→ **Source passage**
They were very exciting. They were absolutely involved in every detail of my
life and I wanted to be like them. And so I would dress up like them. I
would dress up in their clothes, act like them even. And that's where I found
the most comfort and the most security was in being in a relationship with
them. And so I think that that's oftentimes what we see in little boys who we
would label as gay or effeminate, and I think that that's an unfair
characterization. I was just a kid who was behaving in a way that was acting
like my role model, and that was my mom.

GROSS: Did you grow up Christian?

Mr. CHAMBERS: I grew up in a Christian home, yes, I did.

GROSS: At what age did you start thinking to yourself, `I've got to stop,
I've got to stop having these gay feelings, this isn't healthy'?

Mr. CHAMBERS: Probably as soon as they started. As soon as I knew that I
was attracted to members of the same sex, I was in conflict with it. It
wasn't even something necessarily that in the beginning I'd heard was wrong.
I was just a kid. But at the same time, there was something deep within me
that knew, this isn't quite right, and I would like to do something about it.
When I heard it was wrong, certainly I tried everything I could from praying
to reading my Bible in order to overcome my homosexual feelings to no avail.

GROSS: Alan Chambers is the president of Exodus International. We'll talk
more about the Christian ex-gay movement in the second half of the show.

I'm Terry Gross and this is FRESH AIR.

(Soundbite of music)

(Announcements)

GROSS: This is FRESH AIR. I'm Terry Gross.

→ **Goal A**
According to the interview transcript, what organization is Alan Chambers the president of?
→ **Goal B**
List every name of a person, organization, radio program, or book that appears in the interview transcript.
→ **Goal C**
Pick up the interview transcript right after its last line and write what comes next.

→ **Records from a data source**
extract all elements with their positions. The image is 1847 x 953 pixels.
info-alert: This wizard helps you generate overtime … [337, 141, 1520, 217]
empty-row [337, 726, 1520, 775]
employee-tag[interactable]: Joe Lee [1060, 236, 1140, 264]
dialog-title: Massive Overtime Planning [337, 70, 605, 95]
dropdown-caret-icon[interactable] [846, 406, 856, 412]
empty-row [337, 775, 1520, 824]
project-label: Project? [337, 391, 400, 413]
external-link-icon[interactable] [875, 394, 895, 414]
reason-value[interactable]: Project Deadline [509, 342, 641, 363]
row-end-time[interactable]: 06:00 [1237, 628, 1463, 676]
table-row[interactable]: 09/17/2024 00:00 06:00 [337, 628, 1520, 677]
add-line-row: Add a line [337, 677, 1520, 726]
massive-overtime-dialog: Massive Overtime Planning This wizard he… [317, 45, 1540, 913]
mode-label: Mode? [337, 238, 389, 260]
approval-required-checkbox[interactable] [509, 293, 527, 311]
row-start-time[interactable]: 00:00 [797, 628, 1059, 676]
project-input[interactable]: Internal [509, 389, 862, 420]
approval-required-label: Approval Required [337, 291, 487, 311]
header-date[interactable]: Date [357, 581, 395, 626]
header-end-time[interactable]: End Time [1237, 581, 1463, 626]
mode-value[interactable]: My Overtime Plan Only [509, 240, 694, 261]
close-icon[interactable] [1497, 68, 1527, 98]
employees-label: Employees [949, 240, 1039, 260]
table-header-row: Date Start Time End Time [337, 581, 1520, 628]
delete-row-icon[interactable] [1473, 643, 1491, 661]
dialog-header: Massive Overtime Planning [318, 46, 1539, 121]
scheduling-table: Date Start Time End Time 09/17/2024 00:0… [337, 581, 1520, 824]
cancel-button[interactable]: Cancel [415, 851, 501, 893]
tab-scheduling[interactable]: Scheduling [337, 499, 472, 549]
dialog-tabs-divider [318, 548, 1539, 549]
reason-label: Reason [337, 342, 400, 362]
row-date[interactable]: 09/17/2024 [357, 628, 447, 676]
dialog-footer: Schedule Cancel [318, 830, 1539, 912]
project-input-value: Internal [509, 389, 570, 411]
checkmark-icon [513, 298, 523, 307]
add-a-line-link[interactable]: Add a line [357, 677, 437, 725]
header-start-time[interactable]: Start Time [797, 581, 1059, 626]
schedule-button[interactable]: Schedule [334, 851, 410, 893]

→ **Expected output A**
Exodus International

→ **Expected output B**
Alan Chambers, Terry Gross, Exodus International, FRESH AIR, Bible

→ **Expected output C**
We're talking about the Christian ex-gay movement which believes homosexuality
is in conflict with Christianity and tries to help homosexuals convert into
heterosexuals with the help of prayer. Let's get back to our interview with
Alan Chambers, president of the largest ex-gay group, Exodus International.
He describes himself as a former homosexual. He says he tried to become
straight with the help of prayer without results, until he turned to Exodus
for help.

So when you started going to regular meetings of the Exodus ministry and
started to meet other men who, like you, felt they were gay and they didn't
want to be gay, was it the first time you were really, regularly surrounded by
other men who were gay.

Mr. CHAMBERS: It was the first time that I was surrounded by other men or a
lot of men who were gay. I had found people within my middle school and high
school that I was in a relationship with that were gay as well. They didn't
necessarily label themselves that, but we were involved as friends and beyond
that to some degree, but it was my first involvement in homosexuality to any
degree. I had never meet a group of gay people or people who had identified
in that manner or who had lived a gay lifestyle, and so that was something
that was new to that little Christian 18-year-old boy who had been sheltered
from that his entire life.

GROSS: Did it make you feel at all `maybe I'm more normal than I thought I
was. Look, there's other people like me. There's actually--you know, there's
other gay men. In fact, there could be a gay community.'

Mr. CHAMBERS: It absolutely felt exciting to me. It felt intriguing to me.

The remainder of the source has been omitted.